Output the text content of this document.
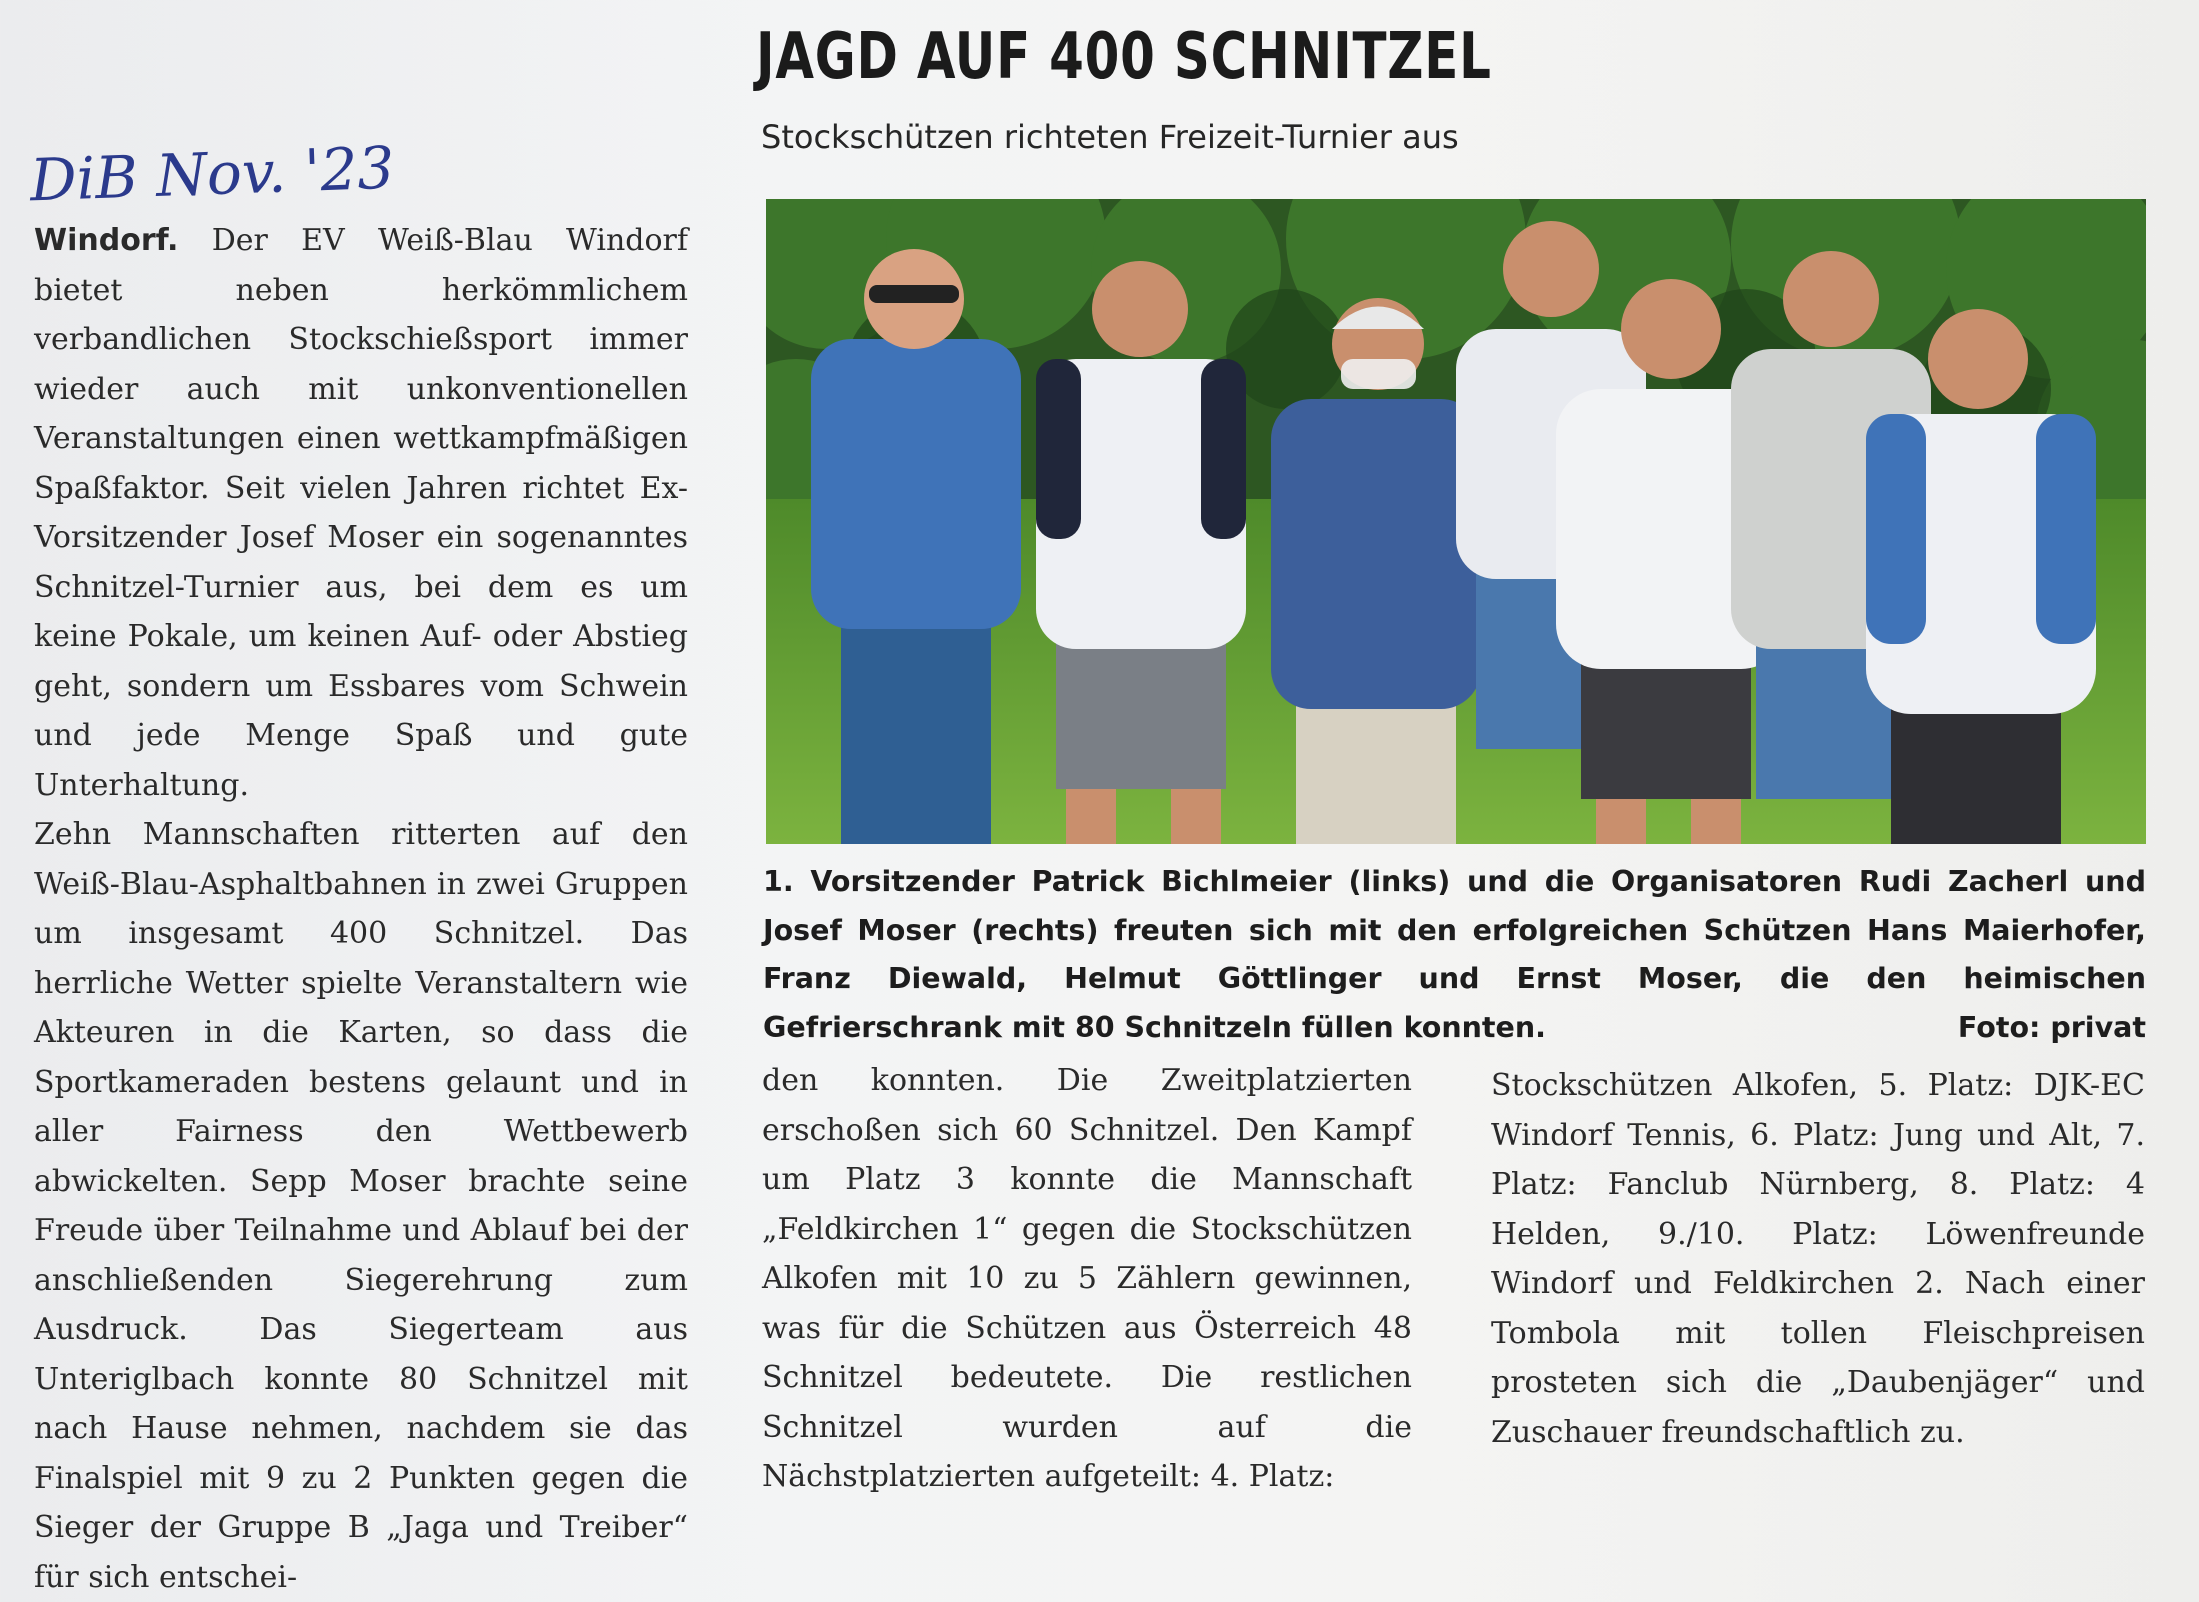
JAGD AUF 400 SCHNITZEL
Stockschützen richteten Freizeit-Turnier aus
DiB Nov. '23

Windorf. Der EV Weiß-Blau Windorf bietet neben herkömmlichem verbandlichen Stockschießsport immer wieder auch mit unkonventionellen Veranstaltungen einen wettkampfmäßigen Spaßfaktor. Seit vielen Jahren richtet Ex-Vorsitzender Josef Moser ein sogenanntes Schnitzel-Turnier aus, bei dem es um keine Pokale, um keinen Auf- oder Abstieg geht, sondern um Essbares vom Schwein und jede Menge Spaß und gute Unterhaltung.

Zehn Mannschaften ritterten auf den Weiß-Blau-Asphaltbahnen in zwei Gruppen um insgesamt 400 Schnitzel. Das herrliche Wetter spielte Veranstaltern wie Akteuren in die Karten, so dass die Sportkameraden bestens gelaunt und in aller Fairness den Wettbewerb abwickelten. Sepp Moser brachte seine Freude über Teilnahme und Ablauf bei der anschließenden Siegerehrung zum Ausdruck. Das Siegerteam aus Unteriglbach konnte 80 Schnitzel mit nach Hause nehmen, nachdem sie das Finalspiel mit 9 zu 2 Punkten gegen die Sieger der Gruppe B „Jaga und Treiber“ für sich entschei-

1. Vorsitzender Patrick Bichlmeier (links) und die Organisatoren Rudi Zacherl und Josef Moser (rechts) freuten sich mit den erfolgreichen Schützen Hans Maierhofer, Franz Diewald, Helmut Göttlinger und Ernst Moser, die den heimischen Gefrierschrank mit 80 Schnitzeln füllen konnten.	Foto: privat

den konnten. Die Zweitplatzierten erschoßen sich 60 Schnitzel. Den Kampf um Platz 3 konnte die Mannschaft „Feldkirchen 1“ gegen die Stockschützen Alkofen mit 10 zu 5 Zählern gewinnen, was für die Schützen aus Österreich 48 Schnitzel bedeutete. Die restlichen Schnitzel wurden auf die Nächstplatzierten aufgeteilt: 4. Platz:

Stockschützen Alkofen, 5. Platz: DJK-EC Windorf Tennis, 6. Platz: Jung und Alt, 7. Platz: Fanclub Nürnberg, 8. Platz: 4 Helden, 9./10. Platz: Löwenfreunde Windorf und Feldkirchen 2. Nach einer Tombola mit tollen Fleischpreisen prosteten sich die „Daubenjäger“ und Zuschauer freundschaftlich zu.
■ ■ ■ ■ ■
*WHAT IS BEING ASKED*:
Quote everything in the listing above exactly; pictures are the only thing to omit.

*RESULT FOR THIS TASK*:
Output the text content of this document.
JAGD AUF 400 SCHNITZEL
Stockschützen richteten Freizeit-Turnier aus
DiB Nov. '23

Windorf. Der EV Weiß-Blau Windorf bietet neben herkömmlichem verbandlichen Stockschießsport immer wieder auch mit unkonventionellen Veranstaltungen einen wettkampfmäßigen Spaßfaktor. Seit vielen Jahren richtet Ex-Vorsitzender Josef Moser ein sogenanntes Schnitzel-Turnier aus, bei dem es um keine Pokale, um keinen Auf- oder Abstieg geht, sondern um Essbares vom Schwein und jede Menge Spaß und gute Unterhaltung.

Zehn Mannschaften ritterten auf den Weiß-Blau-Asphaltbahnen in zwei Gruppen um insgesamt 400 Schnitzel. Das herrliche Wetter spielte Veranstaltern wie Akteuren in die Karten, so dass die Sportkameraden bestens gelaunt und in aller Fairness den Wettbewerb abwickelten. Sepp Moser brachte seine Freude über Teilnahme und Ablauf bei der anschließenden Siegerehrung zum Ausdruck. Das Siegerteam aus Unteriglbach konnte 80 Schnitzel mit nach Hause nehmen, nachdem sie das Finalspiel mit 9 zu 2 Punkten gegen die Sieger der Gruppe B „Jaga und Treiber“ für sich entschei-

1. Vorsitzender Patrick Bichlmeier (links) und die Organisatoren Rudi Zacherl und Josef Moser (rechts) freuten sich mit den erfolgreichen Schützen Hans Maierhofer, Franz Diewald, Helmut Göttlinger und Ernst Moser, die den heimischen Gefrierschrank mit 80 Schnitzeln füllen konnten.	Foto: privat

den konnten. Die Zweitplatzierten erschoßen sich 60 Schnitzel. Den Kampf um Platz 3 konnte die Mannschaft „Feldkirchen 1“ gegen die Stockschützen Alkofen mit 10 zu 5 Zählern gewinnen, was für die Schützen aus Österreich 48 Schnitzel bedeutete. Die restlichen Schnitzel wurden auf die Nächstplatzierten aufgeteilt: 4. Platz:

Stockschützen Alkofen, 5. Platz: DJK-EC Windorf Tennis, 6. Platz: Jung und Alt, 7. Platz: Fanclub Nürnberg, 8. Platz: 4 Helden, 9./10. Platz: Löwenfreunde Windorf und Feldkirchen 2. Nach einer Tombola mit tollen Fleischpreisen prosteten sich die „Daubenjäger“ und Zuschauer freundschaftlich zu.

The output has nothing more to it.